◆ **Required work**
Return every line of the data below that includes the string "this".

------ Material provided ------

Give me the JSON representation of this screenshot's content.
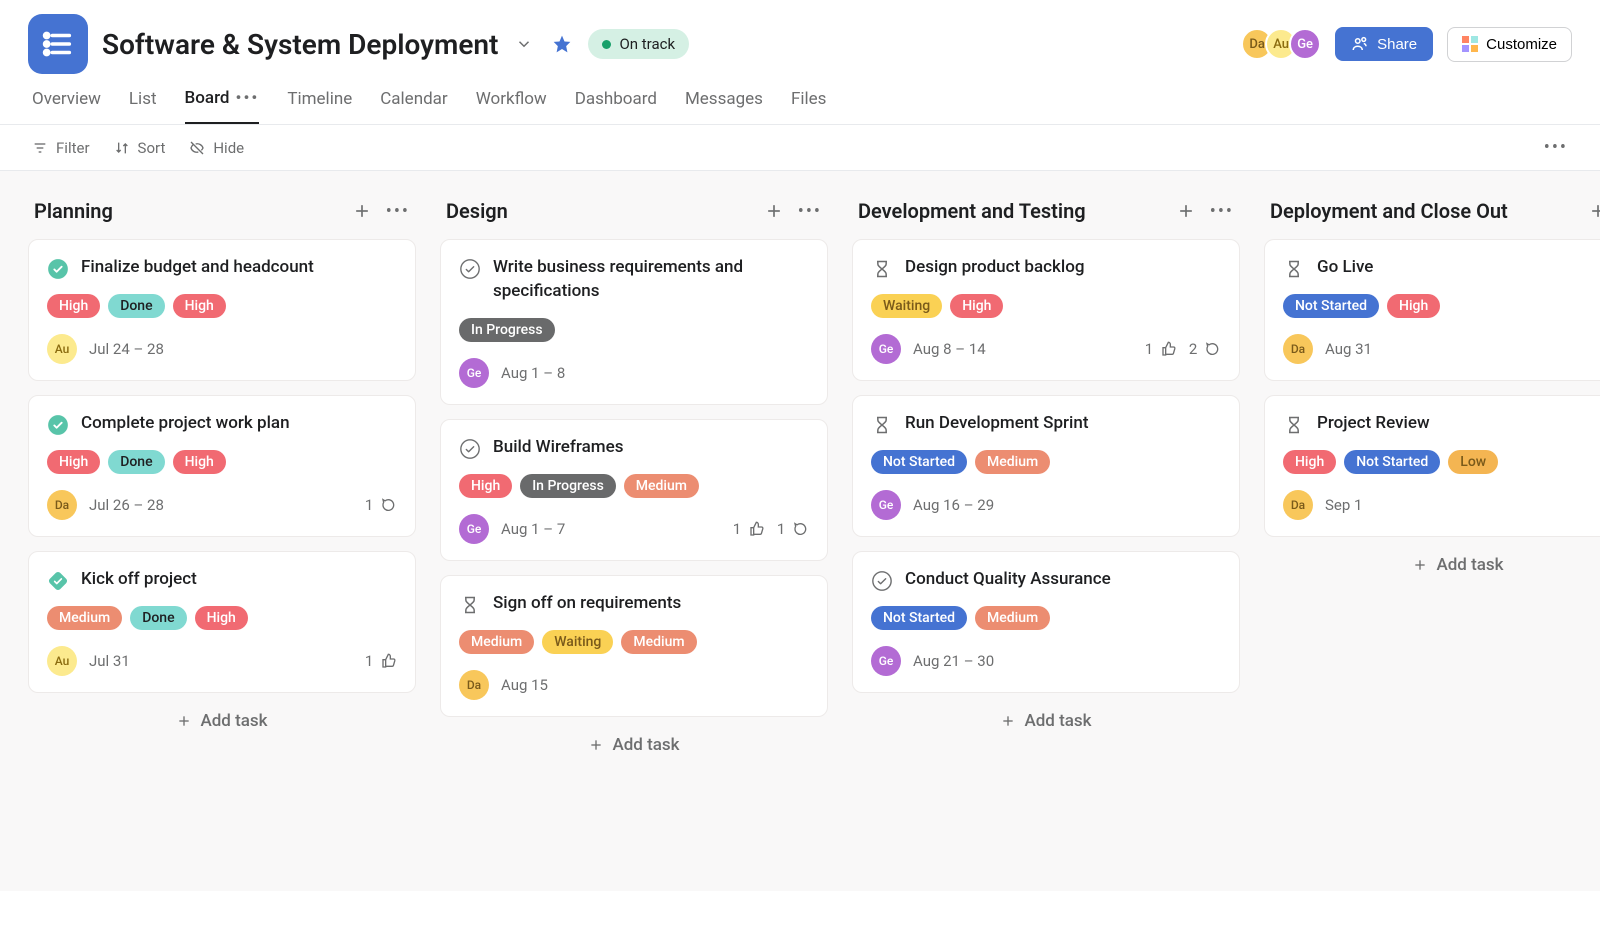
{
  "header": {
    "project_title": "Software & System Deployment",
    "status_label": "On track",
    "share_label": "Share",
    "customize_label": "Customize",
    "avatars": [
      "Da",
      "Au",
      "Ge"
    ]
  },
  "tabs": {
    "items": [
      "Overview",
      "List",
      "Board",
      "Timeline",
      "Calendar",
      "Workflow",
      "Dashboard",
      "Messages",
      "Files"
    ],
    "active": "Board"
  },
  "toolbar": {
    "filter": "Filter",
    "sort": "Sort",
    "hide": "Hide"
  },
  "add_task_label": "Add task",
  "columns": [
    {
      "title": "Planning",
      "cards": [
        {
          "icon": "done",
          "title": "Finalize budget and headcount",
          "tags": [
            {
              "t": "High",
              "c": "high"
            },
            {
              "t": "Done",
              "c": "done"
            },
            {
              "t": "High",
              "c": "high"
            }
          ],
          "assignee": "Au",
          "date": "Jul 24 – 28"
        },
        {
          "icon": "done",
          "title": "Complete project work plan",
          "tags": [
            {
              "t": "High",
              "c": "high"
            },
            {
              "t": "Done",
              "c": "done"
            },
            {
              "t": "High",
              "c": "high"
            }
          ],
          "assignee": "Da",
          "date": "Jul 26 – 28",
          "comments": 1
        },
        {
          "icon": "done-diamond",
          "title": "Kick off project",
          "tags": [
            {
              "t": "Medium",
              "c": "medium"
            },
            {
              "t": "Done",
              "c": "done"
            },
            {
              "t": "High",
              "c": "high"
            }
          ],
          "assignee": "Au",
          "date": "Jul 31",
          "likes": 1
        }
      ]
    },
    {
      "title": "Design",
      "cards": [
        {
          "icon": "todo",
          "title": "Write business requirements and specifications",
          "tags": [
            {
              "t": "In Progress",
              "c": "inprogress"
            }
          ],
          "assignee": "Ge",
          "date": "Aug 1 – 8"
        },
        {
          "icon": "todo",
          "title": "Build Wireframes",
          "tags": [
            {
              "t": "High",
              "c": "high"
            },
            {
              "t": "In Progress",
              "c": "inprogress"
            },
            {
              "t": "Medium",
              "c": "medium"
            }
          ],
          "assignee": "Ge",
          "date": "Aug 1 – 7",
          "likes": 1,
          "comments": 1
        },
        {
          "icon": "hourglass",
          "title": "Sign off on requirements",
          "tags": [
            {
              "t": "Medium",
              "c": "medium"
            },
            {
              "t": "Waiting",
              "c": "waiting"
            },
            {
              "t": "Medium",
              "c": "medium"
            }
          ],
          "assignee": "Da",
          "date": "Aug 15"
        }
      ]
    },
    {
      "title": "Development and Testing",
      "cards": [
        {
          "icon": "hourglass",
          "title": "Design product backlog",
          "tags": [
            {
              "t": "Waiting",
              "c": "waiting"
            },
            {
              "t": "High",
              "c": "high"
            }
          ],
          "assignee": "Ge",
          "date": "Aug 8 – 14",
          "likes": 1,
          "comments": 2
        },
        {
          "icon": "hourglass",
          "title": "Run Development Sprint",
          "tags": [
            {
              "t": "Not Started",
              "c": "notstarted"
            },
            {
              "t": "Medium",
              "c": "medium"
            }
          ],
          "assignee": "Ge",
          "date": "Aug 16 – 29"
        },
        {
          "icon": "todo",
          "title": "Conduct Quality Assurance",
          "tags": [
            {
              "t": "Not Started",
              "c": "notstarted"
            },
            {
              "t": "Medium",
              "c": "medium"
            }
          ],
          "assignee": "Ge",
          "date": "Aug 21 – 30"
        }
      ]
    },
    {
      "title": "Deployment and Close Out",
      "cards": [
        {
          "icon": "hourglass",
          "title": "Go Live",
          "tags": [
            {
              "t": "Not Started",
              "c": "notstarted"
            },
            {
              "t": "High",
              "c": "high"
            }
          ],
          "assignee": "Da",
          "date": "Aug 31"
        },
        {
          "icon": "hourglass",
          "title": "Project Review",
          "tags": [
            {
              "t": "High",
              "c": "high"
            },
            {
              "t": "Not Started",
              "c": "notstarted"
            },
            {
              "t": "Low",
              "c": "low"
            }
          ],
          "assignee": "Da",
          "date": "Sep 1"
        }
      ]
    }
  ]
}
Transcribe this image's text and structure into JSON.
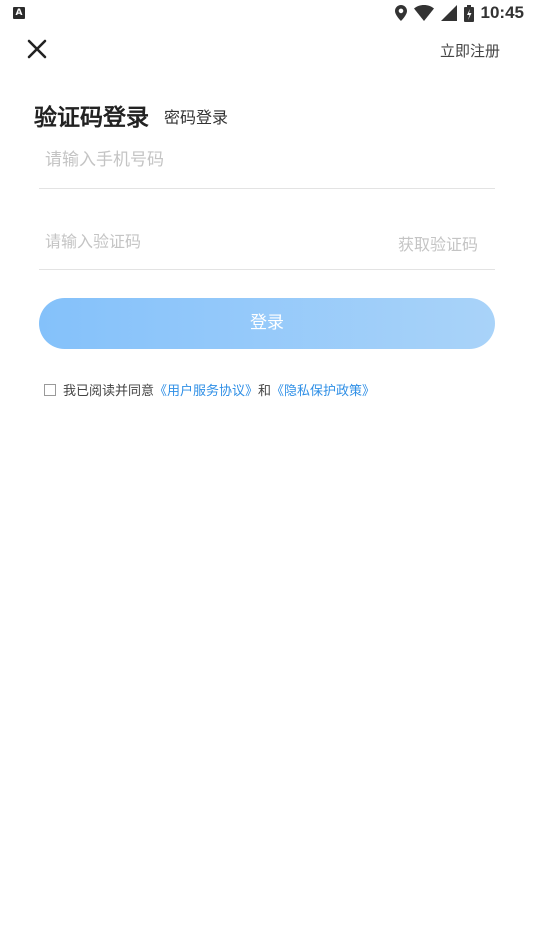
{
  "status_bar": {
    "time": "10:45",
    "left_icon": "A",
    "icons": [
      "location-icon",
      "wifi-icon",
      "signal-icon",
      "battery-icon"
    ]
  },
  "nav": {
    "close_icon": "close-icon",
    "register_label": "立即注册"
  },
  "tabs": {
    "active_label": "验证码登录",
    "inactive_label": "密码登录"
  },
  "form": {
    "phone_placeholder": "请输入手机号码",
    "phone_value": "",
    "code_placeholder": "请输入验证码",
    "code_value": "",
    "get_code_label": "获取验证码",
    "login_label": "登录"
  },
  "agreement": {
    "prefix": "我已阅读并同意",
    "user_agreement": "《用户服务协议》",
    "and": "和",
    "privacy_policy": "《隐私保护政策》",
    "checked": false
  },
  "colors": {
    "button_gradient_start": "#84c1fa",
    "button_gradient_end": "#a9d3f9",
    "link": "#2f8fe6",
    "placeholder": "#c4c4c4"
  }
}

------
------ Material provided ------

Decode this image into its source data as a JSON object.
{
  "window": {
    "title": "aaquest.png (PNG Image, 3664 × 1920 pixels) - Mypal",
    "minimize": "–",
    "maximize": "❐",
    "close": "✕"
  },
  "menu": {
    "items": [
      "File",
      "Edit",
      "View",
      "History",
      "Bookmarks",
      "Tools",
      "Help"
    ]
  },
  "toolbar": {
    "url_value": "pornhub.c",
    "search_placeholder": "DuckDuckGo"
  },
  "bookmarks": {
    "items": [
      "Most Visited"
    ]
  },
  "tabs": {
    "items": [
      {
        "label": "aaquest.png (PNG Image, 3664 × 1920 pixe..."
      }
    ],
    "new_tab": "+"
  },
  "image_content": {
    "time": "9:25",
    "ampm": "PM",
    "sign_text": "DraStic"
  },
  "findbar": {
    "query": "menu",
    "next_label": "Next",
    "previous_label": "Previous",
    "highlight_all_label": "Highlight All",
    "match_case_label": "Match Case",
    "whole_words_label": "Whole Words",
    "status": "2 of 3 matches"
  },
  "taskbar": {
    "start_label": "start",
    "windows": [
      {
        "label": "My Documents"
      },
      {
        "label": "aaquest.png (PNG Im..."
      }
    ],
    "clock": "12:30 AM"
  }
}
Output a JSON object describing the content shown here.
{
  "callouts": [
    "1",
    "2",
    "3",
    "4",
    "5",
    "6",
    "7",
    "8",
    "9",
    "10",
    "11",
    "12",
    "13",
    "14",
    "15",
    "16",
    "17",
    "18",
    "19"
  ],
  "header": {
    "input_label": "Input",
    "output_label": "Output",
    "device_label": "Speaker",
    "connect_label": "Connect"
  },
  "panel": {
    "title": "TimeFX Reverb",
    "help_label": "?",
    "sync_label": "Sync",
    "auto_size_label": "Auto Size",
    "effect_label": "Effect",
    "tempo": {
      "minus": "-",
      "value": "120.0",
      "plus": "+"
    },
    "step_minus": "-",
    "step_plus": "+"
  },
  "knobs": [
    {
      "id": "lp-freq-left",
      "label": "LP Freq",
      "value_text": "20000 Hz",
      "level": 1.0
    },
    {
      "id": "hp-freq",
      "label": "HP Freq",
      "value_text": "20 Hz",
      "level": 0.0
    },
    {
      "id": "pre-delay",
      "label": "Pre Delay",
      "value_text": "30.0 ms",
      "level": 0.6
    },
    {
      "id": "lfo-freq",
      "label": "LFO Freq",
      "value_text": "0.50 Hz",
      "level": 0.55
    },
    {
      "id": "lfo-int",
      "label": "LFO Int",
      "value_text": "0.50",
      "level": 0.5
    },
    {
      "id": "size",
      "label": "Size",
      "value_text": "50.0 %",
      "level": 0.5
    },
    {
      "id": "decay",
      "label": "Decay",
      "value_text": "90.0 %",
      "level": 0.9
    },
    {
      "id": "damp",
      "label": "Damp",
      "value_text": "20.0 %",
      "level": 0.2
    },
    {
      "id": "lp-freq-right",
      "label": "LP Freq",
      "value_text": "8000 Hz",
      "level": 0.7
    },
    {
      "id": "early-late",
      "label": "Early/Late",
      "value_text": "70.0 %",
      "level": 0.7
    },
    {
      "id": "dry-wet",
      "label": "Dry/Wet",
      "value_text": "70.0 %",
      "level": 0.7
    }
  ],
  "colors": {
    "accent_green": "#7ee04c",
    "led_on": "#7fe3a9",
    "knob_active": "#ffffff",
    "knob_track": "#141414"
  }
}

------
------ Material provided ------

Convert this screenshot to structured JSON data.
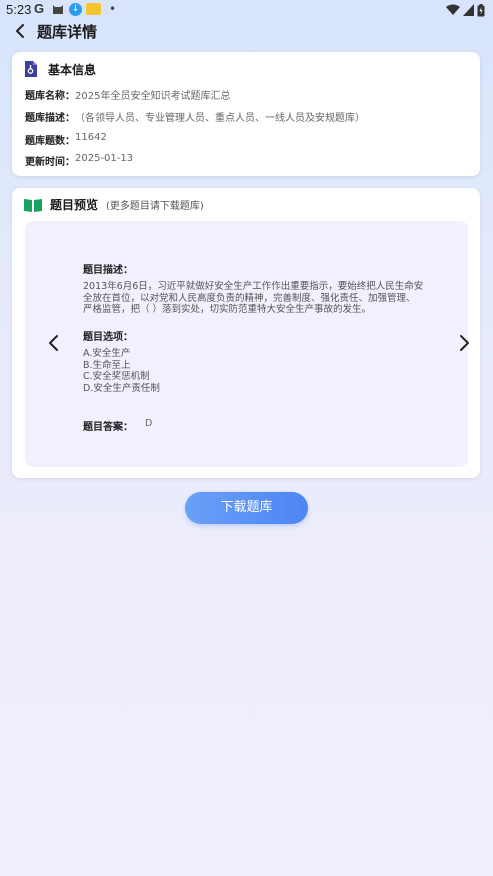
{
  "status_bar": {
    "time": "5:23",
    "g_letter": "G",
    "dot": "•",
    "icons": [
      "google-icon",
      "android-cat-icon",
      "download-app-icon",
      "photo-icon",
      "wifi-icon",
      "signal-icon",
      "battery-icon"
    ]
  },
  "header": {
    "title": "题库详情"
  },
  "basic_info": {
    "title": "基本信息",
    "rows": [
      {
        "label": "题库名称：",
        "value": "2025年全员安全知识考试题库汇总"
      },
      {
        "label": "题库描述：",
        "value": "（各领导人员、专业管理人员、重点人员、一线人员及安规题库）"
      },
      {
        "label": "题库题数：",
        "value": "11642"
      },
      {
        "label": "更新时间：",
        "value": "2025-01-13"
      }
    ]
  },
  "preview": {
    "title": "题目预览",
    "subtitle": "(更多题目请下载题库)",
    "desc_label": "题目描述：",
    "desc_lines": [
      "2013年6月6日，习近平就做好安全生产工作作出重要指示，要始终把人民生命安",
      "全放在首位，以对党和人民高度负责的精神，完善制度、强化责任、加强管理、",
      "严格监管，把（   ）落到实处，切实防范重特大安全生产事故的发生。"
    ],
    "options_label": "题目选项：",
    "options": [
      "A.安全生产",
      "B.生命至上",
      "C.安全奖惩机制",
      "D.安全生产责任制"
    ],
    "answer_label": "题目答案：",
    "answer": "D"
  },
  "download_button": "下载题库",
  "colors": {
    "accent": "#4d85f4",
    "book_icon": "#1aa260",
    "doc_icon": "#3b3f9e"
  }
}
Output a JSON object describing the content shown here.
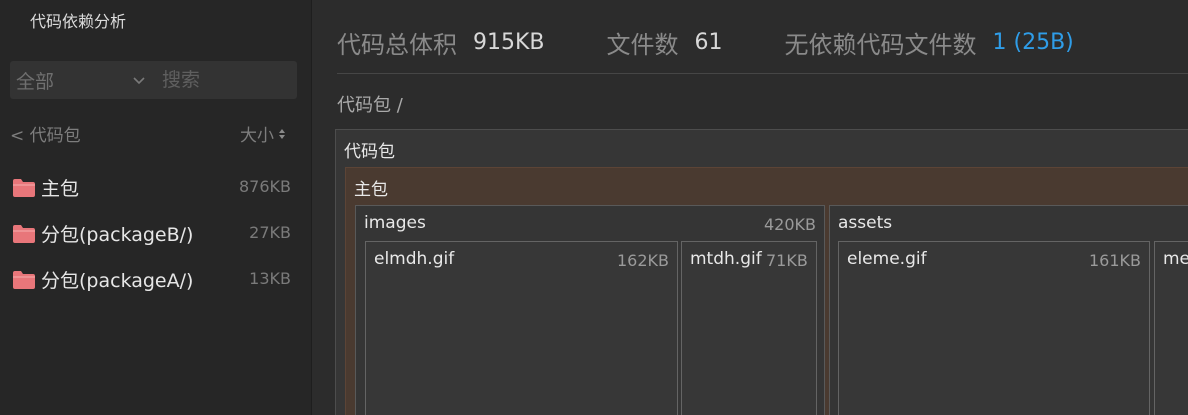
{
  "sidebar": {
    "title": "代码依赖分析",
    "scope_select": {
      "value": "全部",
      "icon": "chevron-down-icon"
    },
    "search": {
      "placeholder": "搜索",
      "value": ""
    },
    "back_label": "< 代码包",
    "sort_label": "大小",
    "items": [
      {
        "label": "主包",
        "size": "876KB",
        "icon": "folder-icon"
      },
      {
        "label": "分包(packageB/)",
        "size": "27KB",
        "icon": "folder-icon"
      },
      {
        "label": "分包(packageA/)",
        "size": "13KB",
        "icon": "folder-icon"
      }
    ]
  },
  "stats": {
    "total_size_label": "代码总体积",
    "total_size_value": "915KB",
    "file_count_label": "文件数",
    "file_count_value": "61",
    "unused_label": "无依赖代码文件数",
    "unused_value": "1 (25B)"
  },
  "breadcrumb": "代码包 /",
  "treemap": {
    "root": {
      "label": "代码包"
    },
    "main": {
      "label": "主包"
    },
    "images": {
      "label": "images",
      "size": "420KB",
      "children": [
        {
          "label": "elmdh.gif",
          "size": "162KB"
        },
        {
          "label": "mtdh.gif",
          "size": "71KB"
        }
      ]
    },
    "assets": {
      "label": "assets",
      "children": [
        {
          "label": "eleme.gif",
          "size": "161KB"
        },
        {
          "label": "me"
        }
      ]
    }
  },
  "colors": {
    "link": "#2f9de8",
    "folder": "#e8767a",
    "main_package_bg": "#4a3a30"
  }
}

------

◆ **Solution**
Give me the JSON representation of this screenshot's content.
Transcribe this image's text and structure into JSON.
Decode this image into its source data as a JSON object.
Convert this screenshot to structured JSON data.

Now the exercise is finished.